Requirement: Reproduce the records below exactly as given.
____ Record excerpts
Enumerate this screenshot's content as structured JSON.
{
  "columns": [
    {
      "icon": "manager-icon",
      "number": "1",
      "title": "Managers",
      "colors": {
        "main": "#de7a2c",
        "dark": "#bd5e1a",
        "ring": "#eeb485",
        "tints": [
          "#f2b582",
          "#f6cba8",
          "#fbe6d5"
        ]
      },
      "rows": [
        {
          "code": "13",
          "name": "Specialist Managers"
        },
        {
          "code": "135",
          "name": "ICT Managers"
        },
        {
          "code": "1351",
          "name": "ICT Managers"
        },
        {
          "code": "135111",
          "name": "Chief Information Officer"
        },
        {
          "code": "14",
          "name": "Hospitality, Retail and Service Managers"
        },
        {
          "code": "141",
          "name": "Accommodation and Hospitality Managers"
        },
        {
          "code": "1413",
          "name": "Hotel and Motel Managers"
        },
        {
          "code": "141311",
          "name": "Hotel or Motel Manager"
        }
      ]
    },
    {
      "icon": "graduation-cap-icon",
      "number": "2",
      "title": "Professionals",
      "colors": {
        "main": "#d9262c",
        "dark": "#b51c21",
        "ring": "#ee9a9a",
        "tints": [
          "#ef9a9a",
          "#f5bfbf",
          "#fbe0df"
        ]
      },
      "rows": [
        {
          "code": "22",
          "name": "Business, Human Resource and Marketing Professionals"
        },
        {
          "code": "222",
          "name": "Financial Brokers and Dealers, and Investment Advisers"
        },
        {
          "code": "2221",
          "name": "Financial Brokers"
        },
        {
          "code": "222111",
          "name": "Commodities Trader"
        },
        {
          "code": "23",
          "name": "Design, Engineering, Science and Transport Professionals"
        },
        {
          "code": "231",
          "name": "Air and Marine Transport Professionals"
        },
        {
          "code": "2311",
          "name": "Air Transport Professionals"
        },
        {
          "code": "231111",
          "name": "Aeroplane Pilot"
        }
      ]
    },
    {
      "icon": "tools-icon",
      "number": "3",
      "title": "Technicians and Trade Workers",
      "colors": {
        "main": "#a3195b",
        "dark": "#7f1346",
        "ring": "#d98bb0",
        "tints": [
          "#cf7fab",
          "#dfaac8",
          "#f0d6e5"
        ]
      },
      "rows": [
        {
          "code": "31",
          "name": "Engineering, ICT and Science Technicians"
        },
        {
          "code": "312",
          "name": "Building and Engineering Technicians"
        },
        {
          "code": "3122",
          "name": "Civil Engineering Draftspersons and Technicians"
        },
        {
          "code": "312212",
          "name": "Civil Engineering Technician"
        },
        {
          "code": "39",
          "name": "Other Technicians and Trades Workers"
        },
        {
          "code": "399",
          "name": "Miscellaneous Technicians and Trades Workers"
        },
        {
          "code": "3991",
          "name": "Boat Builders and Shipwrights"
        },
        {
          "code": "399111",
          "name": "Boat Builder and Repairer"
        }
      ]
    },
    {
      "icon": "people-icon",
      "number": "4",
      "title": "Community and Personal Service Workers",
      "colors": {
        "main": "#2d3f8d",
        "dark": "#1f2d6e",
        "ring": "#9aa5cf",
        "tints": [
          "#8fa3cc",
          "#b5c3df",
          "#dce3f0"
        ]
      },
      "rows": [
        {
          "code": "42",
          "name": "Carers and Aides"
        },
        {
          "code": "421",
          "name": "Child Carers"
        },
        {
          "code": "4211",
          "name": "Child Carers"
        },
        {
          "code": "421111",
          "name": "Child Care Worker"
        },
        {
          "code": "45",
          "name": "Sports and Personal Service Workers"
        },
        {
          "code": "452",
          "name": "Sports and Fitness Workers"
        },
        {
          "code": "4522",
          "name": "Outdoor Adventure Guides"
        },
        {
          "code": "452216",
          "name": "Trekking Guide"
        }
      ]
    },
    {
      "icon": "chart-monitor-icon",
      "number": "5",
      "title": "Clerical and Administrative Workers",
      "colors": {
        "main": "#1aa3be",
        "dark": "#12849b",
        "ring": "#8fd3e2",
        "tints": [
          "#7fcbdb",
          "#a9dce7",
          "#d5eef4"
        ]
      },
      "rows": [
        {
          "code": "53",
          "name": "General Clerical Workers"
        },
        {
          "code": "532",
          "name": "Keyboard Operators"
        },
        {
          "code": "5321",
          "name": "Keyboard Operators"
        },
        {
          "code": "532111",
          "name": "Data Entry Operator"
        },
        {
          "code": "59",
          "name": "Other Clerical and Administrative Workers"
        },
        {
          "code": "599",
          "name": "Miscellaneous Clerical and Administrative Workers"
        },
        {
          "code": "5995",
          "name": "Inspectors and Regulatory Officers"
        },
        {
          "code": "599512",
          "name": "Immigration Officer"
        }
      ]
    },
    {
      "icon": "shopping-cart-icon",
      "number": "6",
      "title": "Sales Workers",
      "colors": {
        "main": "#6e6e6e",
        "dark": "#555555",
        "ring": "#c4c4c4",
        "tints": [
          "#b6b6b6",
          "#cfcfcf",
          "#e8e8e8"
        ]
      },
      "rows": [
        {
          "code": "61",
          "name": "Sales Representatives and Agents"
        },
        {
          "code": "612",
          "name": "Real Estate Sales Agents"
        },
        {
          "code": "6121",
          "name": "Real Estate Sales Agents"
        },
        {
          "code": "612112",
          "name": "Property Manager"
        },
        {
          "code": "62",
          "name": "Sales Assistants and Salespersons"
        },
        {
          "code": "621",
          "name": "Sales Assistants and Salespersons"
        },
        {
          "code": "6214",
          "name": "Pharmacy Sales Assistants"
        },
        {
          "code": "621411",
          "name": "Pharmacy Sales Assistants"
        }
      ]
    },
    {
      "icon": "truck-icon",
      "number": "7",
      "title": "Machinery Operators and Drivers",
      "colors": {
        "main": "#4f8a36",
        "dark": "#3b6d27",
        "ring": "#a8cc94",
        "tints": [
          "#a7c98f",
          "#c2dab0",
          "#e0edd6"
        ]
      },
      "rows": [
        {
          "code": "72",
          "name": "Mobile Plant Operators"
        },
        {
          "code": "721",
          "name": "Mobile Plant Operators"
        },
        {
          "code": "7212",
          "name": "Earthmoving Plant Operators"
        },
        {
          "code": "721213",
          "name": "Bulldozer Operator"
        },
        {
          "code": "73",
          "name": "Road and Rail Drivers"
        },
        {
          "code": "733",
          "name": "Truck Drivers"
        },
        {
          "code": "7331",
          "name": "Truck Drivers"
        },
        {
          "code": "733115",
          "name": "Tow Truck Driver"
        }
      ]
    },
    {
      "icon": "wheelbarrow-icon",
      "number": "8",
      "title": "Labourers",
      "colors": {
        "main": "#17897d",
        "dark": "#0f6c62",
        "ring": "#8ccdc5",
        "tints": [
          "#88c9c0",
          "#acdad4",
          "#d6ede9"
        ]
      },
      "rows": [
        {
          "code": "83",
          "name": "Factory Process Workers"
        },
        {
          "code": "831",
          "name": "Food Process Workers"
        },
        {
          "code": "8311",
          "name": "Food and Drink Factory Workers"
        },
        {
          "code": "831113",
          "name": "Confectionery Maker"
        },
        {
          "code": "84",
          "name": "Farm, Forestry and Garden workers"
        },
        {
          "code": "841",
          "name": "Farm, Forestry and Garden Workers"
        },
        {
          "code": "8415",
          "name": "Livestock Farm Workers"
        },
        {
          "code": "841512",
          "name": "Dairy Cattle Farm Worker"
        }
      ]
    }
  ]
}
________
Answer to the exercise:
Enumerate this screenshot's content as structured JSON.
{
  "columns": [
    {
      "icon": "manager-icon",
      "number": "1",
      "title": "Managers",
      "colors": {
        "main": "#de7a2c",
        "dark": "#bd5e1a",
        "ring": "#eeb485",
        "tints": [
          "#f2b582",
          "#f6cba8",
          "#fbe6d5"
        ]
      },
      "rows": [
        {
          "code": "13",
          "name": "Specialist Managers"
        },
        {
          "code": "135",
          "name": "ICT Managers"
        },
        {
          "code": "1351",
          "name": "ICT Managers"
        },
        {
          "code": "135111",
          "name": "Chief Information Officer"
        },
        {
          "code": "14",
          "name": "Hospitality, Retail and Service Managers"
        },
        {
          "code": "141",
          "name": "Accommodation and Hospitality Managers"
        },
        {
          "code": "1413",
          "name": "Hotel and Motel Managers"
        },
        {
          "code": "141311",
          "name": "Hotel or Motel Manager"
        }
      ]
    },
    {
      "icon": "graduation-cap-icon",
      "number": "2",
      "title": "Professionals",
      "colors": {
        "main": "#d9262c",
        "dark": "#b51c21",
        "ring": "#ee9a9a",
        "tints": [
          "#ef9a9a",
          "#f5bfbf",
          "#fbe0df"
        ]
      },
      "rows": [
        {
          "code": "22",
          "name": "Business, Human Resource and Marketing Professionals"
        },
        {
          "code": "222",
          "name": "Financial Brokers and Dealers, and Investment Advisers"
        },
        {
          "code": "2221",
          "name": "Financial Brokers"
        },
        {
          "code": "222111",
          "name": "Commodities Trader"
        },
        {
          "code": "23",
          "name": "Design, Engineering, Science and Transport Professionals"
        },
        {
          "code": "231",
          "name": "Air and Marine Transport Professionals"
        },
        {
          "code": "2311",
          "name": "Air Transport Professionals"
        },
        {
          "code": "231111",
          "name": "Aeroplane Pilot"
        }
      ]
    },
    {
      "icon": "tools-icon",
      "number": "3",
      "title": "Technicians and Trade Workers",
      "colors": {
        "main": "#a3195b",
        "dark": "#7f1346",
        "ring": "#d98bb0",
        "tints": [
          "#cf7fab",
          "#dfaac8",
          "#f0d6e5"
        ]
      },
      "rows": [
        {
          "code": "31",
          "name": "Engineering, ICT and Science Technicians"
        },
        {
          "code": "312",
          "name": "Building and Engineering Technicians"
        },
        {
          "code": "3122",
          "name": "Civil Engineering Draftspersons and Technicians"
        },
        {
          "code": "312212",
          "name": "Civil Engineering Technician"
        },
        {
          "code": "39",
          "name": "Other Technicians and Trades Workers"
        },
        {
          "code": "399",
          "name": "Miscellaneous Technicians and Trades Workers"
        },
        {
          "code": "3991",
          "name": "Boat Builders and Shipwrights"
        },
        {
          "code": "399111",
          "name": "Boat Builder and Repairer"
        }
      ]
    },
    {
      "icon": "people-icon",
      "number": "4",
      "title": "Community and Personal Service Workers",
      "colors": {
        "main": "#2d3f8d",
        "dark": "#1f2d6e",
        "ring": "#9aa5cf",
        "tints": [
          "#8fa3cc",
          "#b5c3df",
          "#dce3f0"
        ]
      },
      "rows": [
        {
          "code": "42",
          "name": "Carers and Aides"
        },
        {
          "code": "421",
          "name": "Child Carers"
        },
        {
          "code": "4211",
          "name": "Child Carers"
        },
        {
          "code": "421111",
          "name": "Child Care Worker"
        },
        {
          "code": "45",
          "name": "Sports and Personal Service Workers"
        },
        {
          "code": "452",
          "name": "Sports and Fitness Workers"
        },
        {
          "code": "4522",
          "name": "Outdoor Adventure Guides"
        },
        {
          "code": "452216",
          "name": "Trekking Guide"
        }
      ]
    },
    {
      "icon": "chart-monitor-icon",
      "number": "5",
      "title": "Clerical and Administrative Workers",
      "colors": {
        "main": "#1aa3be",
        "dark": "#12849b",
        "ring": "#8fd3e2",
        "tints": [
          "#7fcbdb",
          "#a9dce7",
          "#d5eef4"
        ]
      },
      "rows": [
        {
          "code": "53",
          "name": "General Clerical Workers"
        },
        {
          "code": "532",
          "name": "Keyboard Operators"
        },
        {
          "code": "5321",
          "name": "Keyboard Operators"
        },
        {
          "code": "532111",
          "name": "Data Entry Operator"
        },
        {
          "code": "59",
          "name": "Other Clerical and Administrative Workers"
        },
        {
          "code": "599",
          "name": "Miscellaneous Clerical and Administrative Workers"
        },
        {
          "code": "5995",
          "name": "Inspectors and Regulatory Officers"
        },
        {
          "code": "599512",
          "name": "Immigration Officer"
        }
      ]
    },
    {
      "icon": "shopping-cart-icon",
      "number": "6",
      "title": "Sales Workers",
      "colors": {
        "main": "#6e6e6e",
        "dark": "#555555",
        "ring": "#c4c4c4",
        "tints": [
          "#b6b6b6",
          "#cfcfcf",
          "#e8e8e8"
        ]
      },
      "rows": [
        {
          "code": "61",
          "name": "Sales Representatives and Agents"
        },
        {
          "code": "612",
          "name": "Real Estate Sales Agents"
        },
        {
          "code": "6121",
          "name": "Real Estate Sales Agents"
        },
        {
          "code": "612112",
          "name": "Property Manager"
        },
        {
          "code": "62",
          "name": "Sales Assistants and Salespersons"
        },
        {
          "code": "621",
          "name": "Sales Assistants and Salespersons"
        },
        {
          "code": "6214",
          "name": "Pharmacy Sales Assistants"
        },
        {
          "code": "621411",
          "name": "Pharmacy Sales Assistants"
        }
      ]
    },
    {
      "icon": "truck-icon",
      "number": "7",
      "title": "Machinery Operators and Drivers",
      "colors": {
        "main": "#4f8a36",
        "dark": "#3b6d27",
        "ring": "#a8cc94",
        "tints": [
          "#a7c98f",
          "#c2dab0",
          "#e0edd6"
        ]
      },
      "rows": [
        {
          "code": "72",
          "name": "Mobile Plant Operators"
        },
        {
          "code": "721",
          "name": "Mobile Plant Operators"
        },
        {
          "code": "7212",
          "name": "Earthmoving Plant Operators"
        },
        {
          "code": "721213",
          "name": "Bulldozer Operator"
        },
        {
          "code": "73",
          "name": "Road and Rail Drivers"
        },
        {
          "code": "733",
          "name": "Truck Drivers"
        },
        {
          "code": "7331",
          "name": "Truck Drivers"
        },
        {
          "code": "733115",
          "name": "Tow Truck Driver"
        }
      ]
    },
    {
      "icon": "wheelbarrow-icon",
      "number": "8",
      "title": "Labourers",
      "colors": {
        "main": "#17897d",
        "dark": "#0f6c62",
        "ring": "#8ccdc5",
        "tints": [
          "#88c9c0",
          "#acdad4",
          "#d6ede9"
        ]
      },
      "rows": [
        {
          "code": "83",
          "name": "Factory Process Workers"
        },
        {
          "code": "831",
          "name": "Food Process Workers"
        },
        {
          "code": "8311",
          "name": "Food and Drink Factory Workers"
        },
        {
          "code": "831113",
          "name": "Confectionery Maker"
        },
        {
          "code": "84",
          "name": "Farm, Forestry and Garden workers"
        },
        {
          "code": "841",
          "name": "Farm, Forestry and Garden Workers"
        },
        {
          "code": "8415",
          "name": "Livestock Farm Workers"
        },
        {
          "code": "841512",
          "name": "Dairy Cattle Farm Worker"
        }
      ]
    }
  ]
}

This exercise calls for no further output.